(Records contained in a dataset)
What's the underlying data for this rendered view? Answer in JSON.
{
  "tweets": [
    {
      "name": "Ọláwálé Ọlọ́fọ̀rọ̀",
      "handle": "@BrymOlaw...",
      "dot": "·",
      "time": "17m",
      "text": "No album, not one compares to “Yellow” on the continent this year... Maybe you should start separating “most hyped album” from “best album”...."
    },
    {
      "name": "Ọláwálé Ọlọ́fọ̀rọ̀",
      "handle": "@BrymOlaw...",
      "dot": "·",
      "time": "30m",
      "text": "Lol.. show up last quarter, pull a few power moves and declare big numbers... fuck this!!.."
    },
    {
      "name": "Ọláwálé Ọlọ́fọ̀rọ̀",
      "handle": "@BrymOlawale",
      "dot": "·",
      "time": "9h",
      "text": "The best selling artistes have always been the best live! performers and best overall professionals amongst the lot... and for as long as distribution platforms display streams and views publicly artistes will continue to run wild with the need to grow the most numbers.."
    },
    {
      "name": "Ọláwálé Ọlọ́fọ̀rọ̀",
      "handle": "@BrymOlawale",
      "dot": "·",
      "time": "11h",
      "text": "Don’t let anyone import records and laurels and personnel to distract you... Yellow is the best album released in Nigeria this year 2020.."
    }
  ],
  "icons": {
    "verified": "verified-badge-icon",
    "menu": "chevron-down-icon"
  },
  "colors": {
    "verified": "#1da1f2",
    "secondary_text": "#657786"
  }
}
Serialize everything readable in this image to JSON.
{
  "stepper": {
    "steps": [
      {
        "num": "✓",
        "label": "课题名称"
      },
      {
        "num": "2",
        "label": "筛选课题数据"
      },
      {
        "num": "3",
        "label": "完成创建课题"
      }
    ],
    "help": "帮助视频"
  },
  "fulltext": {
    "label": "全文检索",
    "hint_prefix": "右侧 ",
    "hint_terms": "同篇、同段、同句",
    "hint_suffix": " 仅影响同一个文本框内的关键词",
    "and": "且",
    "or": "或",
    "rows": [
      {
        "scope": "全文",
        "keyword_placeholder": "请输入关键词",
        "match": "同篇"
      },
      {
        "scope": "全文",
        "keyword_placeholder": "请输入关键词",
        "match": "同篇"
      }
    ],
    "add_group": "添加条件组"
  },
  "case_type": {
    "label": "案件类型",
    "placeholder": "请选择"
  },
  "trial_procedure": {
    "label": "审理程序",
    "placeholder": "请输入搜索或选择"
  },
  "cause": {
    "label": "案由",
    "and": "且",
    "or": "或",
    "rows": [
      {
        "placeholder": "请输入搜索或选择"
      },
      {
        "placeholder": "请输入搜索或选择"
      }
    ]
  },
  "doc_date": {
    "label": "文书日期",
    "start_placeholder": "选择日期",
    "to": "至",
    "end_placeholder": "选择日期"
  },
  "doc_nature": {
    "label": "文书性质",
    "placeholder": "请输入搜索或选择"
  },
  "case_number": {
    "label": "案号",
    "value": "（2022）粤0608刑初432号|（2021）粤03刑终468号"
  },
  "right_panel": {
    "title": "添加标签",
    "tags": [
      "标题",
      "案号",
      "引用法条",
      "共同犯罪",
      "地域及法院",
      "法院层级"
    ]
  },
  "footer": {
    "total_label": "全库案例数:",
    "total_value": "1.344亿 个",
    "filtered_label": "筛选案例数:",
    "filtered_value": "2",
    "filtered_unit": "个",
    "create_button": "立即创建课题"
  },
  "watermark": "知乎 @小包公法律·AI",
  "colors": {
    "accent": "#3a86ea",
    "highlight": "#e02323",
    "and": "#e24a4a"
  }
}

**Aim:**
Quote the data above in full, changing nothing.

**Exercise answer:**
What's the underlying data for this rendered view? Answer in JSON.
{
  "tweets": [
    {
      "name": "Ọláwálé Ọlọ́fọ̀rọ̀",
      "handle": "@BrymOlaw...",
      "dot": "·",
      "time": "17m",
      "text": "No album, not one compares to “Yellow” on the continent this year... Maybe you should start separating “most hyped album” from “best album”...."
    },
    {
      "name": "Ọláwálé Ọlọ́fọ̀rọ̀",
      "handle": "@BrymOlaw...",
      "dot": "·",
      "time": "30m",
      "text": "Lol.. show up last quarter, pull a few power moves and declare big numbers... fuck this!!.."
    },
    {
      "name": "Ọláwálé Ọlọ́fọ̀rọ̀",
      "handle": "@BrymOlawale",
      "dot": "·",
      "time": "9h",
      "text": "The best selling artistes have always been the best live! performers and best overall professionals amongst the lot... and for as long as distribution platforms display streams and views publicly artistes will continue to run wild with the need to grow the most numbers.."
    },
    {
      "name": "Ọláwálé Ọlọ́fọ̀rọ̀",
      "handle": "@BrymOlawale",
      "dot": "·",
      "time": "11h",
      "text": "Don’t let anyone import records and laurels and personnel to distract you... Yellow is the best album released in Nigeria this year 2020.."
    }
  ],
  "icons": {
    "verified": "verified-badge-icon",
    "menu": "chevron-down-icon"
  },
  "colors": {
    "verified": "#1da1f2",
    "secondary_text": "#657786"
  }
}
Serialize everything readable in this image to JSON.
{
  "stepper": {
    "steps": [
      {
        "num": "✓",
        "label": "课题名称"
      },
      {
        "num": "2",
        "label": "筛选课题数据"
      },
      {
        "num": "3",
        "label": "完成创建课题"
      }
    ],
    "help": "帮助视频"
  },
  "fulltext": {
    "label": "全文检索",
    "hint_prefix": "右侧 ",
    "hint_terms": "同篇、同段、同句",
    "hint_suffix": " 仅影响同一个文本框内的关键词",
    "and": "且",
    "or": "或",
    "rows": [
      {
        "scope": "全文",
        "keyword_placeholder": "请输入关键词",
        "match": "同篇"
      },
      {
        "scope": "全文",
        "keyword_placeholder": "请输入关键词",
        "match": "同篇"
      }
    ],
    "add_group": "添加条件组"
  },
  "case_type": {
    "label": "案件类型",
    "placeholder": "请选择"
  },
  "trial_procedure": {
    "label": "审理程序",
    "placeholder": "请输入搜索或选择"
  },
  "cause": {
    "label": "案由",
    "and": "且",
    "or": "或",
    "rows": [
      {
        "placeholder": "请输入搜索或选择"
      },
      {
        "placeholder": "请输入搜索或选择"
      }
    ]
  },
  "doc_date": {
    "label": "文书日期",
    "start_placeholder": "选择日期",
    "to": "至",
    "end_placeholder": "选择日期"
  },
  "doc_nature": {
    "label": "文书性质",
    "placeholder": "请输入搜索或选择"
  },
  "case_number": {
    "label": "案号",
    "value": "（2022）粤0608刑初432号|（2021）粤03刑终468号"
  },
  "right_panel": {
    "title": "添加标签",
    "tags": [
      "标题",
      "案号",
      "引用法条",
      "共同犯罪",
      "地域及法院",
      "法院层级"
    ]
  },
  "footer": {
    "total_label": "全库案例数:",
    "total_value": "1.344亿 个",
    "filtered_label": "筛选案例数:",
    "filtered_value": "2",
    "filtered_unit": "个",
    "create_button": "立即创建课题"
  },
  "watermark": "知乎 @小包公法律·AI",
  "colors": {
    "accent": "#3a86ea",
    "highlight": "#e02323",
    "and": "#e24a4a"
  }
}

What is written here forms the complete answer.